(Stored data entries)

(begin)

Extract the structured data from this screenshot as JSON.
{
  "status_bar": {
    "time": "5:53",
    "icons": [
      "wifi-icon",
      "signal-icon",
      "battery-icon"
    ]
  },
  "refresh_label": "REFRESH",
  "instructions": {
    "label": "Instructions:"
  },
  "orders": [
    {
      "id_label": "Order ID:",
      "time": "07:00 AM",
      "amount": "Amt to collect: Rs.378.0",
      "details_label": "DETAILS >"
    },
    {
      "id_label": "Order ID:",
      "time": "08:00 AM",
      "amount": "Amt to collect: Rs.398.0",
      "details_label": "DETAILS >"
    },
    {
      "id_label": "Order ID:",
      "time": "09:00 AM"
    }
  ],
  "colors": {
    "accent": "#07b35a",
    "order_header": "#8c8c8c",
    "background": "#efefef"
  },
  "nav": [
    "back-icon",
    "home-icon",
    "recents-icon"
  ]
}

(end)
(begin)

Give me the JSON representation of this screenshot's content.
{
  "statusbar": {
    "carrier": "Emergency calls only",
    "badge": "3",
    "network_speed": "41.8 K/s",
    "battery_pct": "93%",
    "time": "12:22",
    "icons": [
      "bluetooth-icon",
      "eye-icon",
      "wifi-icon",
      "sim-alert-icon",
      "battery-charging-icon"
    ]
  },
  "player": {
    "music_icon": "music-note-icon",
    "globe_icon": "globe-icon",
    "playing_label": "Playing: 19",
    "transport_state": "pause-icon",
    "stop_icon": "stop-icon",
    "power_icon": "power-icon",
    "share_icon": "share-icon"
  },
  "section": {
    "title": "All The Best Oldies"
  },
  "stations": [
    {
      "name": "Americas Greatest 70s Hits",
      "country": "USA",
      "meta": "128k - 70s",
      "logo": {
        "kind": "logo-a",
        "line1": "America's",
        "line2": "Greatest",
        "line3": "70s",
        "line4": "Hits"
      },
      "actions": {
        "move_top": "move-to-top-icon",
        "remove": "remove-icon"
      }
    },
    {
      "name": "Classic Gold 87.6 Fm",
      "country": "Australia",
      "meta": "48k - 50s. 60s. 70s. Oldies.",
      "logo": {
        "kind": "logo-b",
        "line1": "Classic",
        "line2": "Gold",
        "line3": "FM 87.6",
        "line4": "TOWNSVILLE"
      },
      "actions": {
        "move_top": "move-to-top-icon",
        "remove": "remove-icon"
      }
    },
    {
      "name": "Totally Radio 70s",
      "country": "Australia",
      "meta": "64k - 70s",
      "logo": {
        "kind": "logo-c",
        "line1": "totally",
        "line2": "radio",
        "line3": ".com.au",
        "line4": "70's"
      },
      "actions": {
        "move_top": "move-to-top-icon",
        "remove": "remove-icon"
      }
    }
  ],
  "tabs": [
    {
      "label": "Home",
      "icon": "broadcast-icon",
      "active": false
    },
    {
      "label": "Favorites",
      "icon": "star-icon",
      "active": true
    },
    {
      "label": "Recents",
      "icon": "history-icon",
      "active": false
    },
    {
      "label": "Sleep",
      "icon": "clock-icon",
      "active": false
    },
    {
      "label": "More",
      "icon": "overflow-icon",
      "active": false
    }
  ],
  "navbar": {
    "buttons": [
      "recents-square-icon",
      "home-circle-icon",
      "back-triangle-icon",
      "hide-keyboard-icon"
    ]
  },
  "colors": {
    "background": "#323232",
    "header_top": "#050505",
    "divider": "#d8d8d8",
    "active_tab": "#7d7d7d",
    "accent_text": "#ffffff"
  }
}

(end)

— OBJECTIVE —
Copy all lines from the material that hold "Greatest".

— RESULT OF THE TASK —
      "name": "Americas Greatest 70s Hits",
        "line2": "Greatest",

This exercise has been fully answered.